Set exercise: Pull out all lines from the listing below in which the word "кнопку" appears.

Dataset rows:
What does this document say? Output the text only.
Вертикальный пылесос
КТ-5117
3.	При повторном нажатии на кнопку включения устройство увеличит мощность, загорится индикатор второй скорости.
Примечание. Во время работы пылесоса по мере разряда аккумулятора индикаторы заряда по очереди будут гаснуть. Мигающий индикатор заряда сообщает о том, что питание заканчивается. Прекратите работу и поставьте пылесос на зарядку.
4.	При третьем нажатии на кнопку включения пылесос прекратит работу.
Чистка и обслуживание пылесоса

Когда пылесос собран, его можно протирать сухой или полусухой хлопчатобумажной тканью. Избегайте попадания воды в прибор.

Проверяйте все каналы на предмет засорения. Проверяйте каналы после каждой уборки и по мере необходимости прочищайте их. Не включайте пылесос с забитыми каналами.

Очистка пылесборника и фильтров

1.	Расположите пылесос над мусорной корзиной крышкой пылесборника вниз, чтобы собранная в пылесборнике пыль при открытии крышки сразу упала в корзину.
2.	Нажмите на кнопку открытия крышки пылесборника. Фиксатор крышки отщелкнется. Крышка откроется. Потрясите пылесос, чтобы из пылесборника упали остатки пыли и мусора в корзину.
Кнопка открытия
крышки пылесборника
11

--

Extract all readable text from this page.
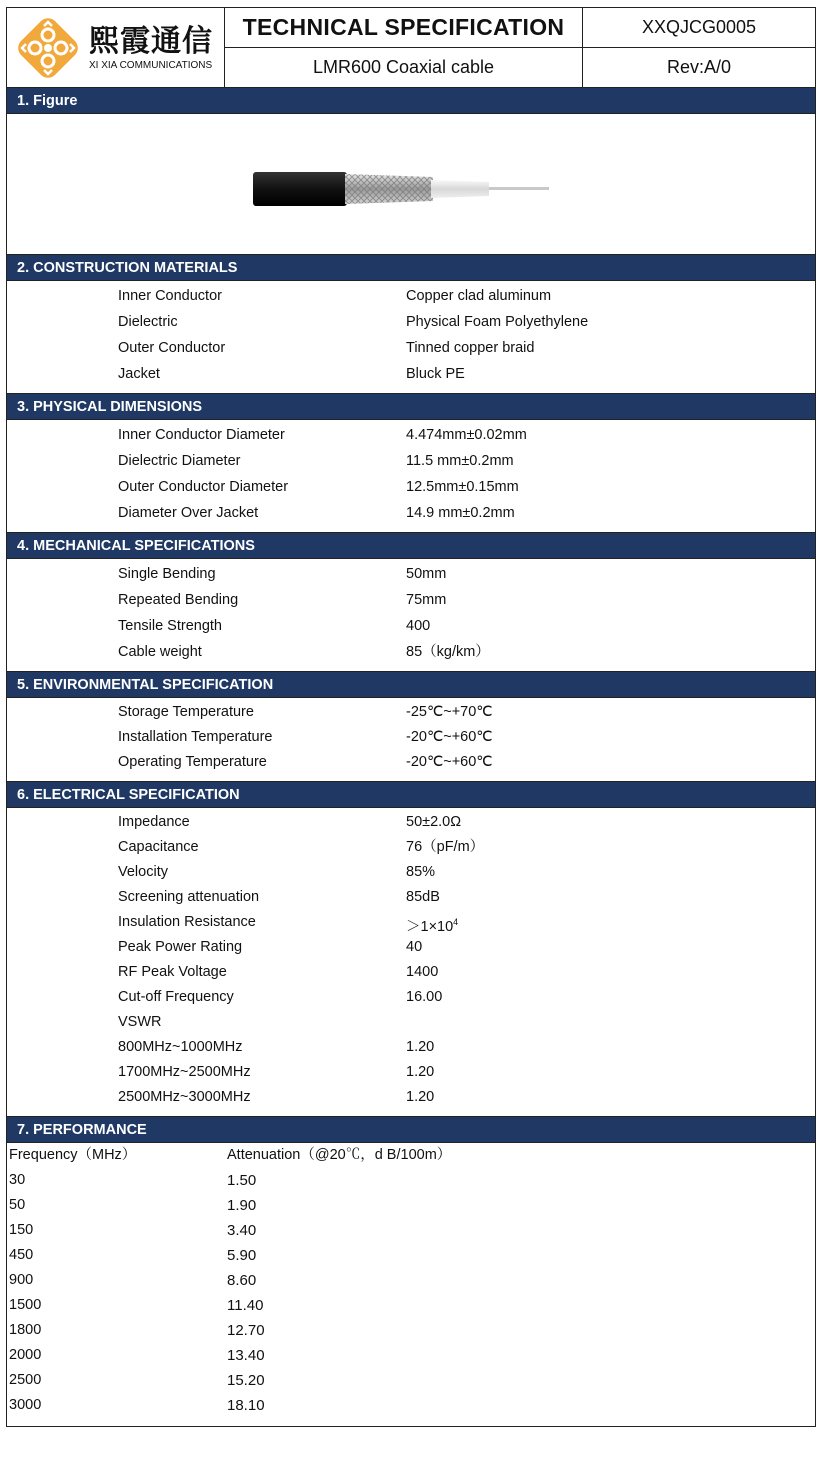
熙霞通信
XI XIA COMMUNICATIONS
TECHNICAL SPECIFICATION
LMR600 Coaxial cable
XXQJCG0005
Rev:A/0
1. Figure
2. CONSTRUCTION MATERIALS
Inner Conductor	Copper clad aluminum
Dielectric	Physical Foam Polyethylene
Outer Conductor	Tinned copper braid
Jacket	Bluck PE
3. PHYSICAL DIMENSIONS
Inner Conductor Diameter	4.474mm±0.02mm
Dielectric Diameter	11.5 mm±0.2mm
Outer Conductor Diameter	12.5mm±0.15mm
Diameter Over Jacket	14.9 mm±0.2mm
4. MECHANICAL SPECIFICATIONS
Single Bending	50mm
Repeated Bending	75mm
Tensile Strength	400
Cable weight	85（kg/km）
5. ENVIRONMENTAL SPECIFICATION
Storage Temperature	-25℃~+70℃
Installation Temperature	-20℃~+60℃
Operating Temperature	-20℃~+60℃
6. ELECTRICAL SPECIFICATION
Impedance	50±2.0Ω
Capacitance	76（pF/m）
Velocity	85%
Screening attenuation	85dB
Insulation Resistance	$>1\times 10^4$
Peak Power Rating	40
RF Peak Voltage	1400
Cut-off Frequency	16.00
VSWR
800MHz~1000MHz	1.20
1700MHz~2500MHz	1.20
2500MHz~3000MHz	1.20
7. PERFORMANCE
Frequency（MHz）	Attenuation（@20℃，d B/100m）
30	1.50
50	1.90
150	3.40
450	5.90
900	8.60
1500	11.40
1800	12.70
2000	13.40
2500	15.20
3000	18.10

---

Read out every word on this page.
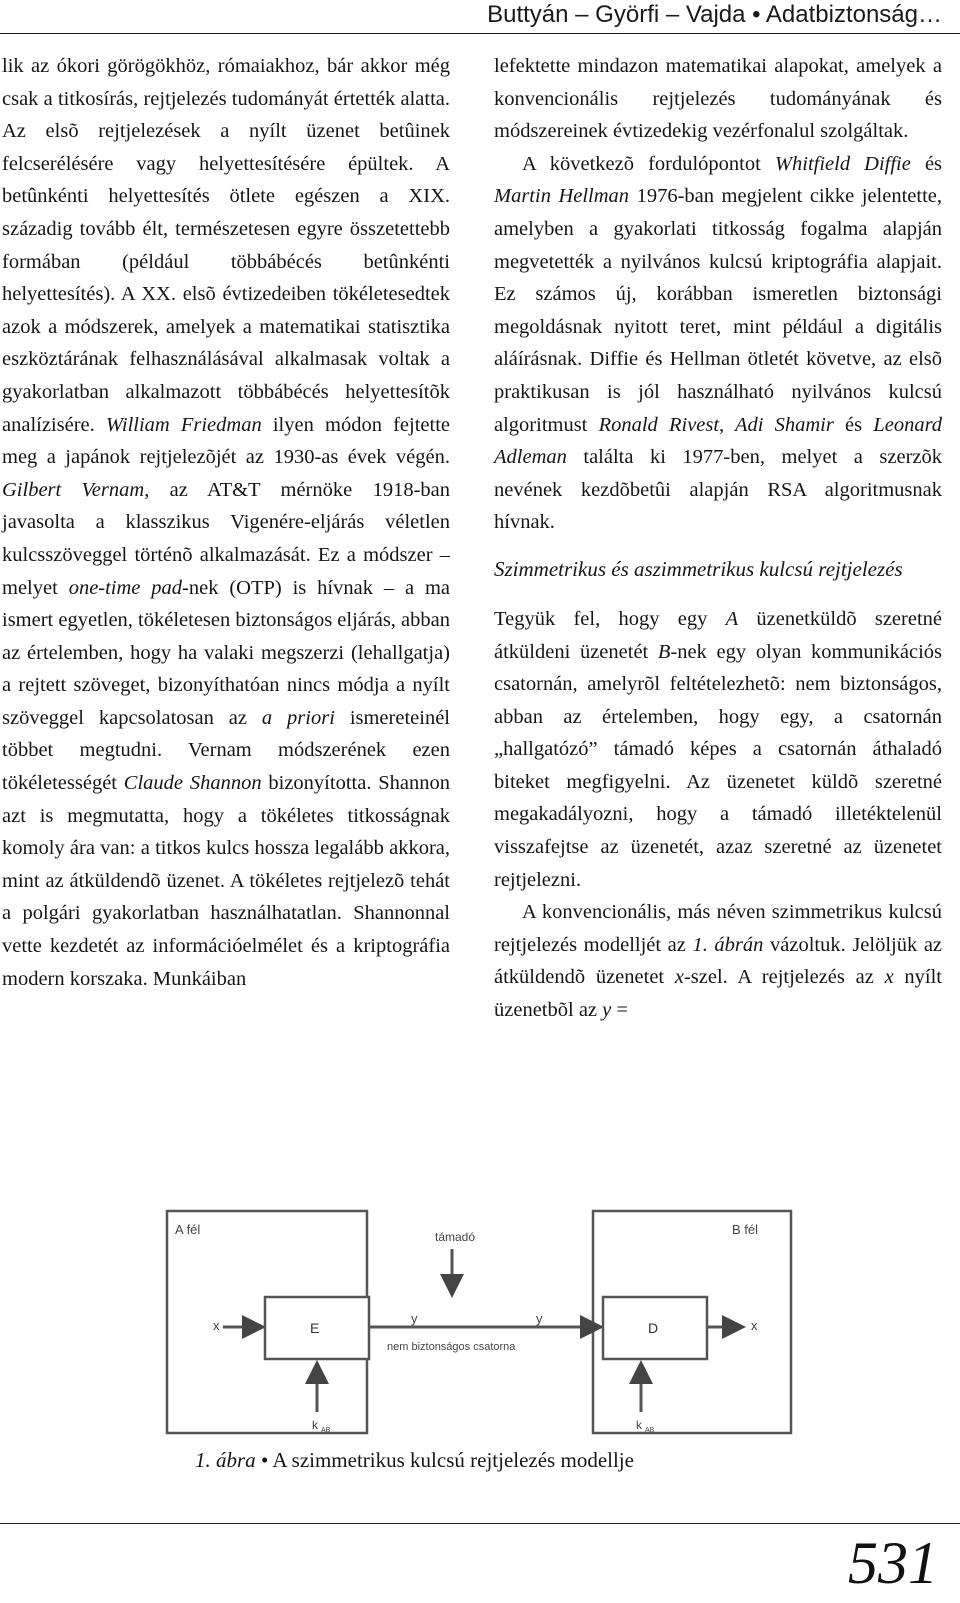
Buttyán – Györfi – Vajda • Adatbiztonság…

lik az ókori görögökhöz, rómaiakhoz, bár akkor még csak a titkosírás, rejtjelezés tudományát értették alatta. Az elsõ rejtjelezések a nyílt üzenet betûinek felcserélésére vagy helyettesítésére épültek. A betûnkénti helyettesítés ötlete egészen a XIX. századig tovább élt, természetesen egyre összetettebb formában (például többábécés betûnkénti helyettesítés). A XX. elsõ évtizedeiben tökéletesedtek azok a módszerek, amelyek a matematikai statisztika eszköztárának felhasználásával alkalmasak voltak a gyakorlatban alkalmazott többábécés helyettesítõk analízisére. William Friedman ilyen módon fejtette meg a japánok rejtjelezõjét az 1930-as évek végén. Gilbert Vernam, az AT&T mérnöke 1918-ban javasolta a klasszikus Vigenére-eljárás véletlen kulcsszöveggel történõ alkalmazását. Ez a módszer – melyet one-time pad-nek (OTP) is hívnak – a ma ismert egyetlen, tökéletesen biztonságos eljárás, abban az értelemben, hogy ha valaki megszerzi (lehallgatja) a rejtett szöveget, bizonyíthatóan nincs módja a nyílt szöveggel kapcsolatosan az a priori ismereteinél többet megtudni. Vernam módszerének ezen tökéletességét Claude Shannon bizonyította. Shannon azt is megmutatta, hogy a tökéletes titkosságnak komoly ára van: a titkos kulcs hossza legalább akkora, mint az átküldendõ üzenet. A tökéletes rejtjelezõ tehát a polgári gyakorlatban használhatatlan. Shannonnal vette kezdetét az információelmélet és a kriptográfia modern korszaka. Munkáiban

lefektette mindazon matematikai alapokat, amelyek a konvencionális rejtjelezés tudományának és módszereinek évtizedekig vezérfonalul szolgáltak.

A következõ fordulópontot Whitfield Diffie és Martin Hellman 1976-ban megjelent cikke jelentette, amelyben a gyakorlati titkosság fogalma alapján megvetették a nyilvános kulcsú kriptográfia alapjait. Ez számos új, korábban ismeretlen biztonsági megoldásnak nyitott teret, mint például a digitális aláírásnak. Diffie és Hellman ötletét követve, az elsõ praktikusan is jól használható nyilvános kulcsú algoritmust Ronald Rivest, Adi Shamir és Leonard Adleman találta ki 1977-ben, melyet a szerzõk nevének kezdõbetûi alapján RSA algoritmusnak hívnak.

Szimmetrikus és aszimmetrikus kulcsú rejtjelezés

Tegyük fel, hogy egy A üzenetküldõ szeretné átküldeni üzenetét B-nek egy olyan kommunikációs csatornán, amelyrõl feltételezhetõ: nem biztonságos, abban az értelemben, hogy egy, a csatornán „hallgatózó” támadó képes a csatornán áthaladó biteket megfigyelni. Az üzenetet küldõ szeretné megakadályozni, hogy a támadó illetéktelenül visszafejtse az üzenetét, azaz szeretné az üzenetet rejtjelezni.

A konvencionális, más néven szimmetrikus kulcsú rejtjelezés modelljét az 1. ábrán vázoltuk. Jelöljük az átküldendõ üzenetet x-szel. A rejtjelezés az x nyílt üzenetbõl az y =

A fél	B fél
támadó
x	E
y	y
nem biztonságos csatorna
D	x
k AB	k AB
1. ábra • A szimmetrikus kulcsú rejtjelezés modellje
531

Answer to the task:
3.	При повторном нажатии на кнопку включения устройство увеличит мощность, загорится индикатор второй скорости.
4.	При третьем нажатии на кнопку включения пылесос прекратит работу.
2.	Нажмите на кнопку открытия крышки пылесборника. Фиксатор крышки отщелкнется. Крышка откроется. Потрясите пылесос, чтобы из пылесборника упали остатки пыли и мусора в корзину.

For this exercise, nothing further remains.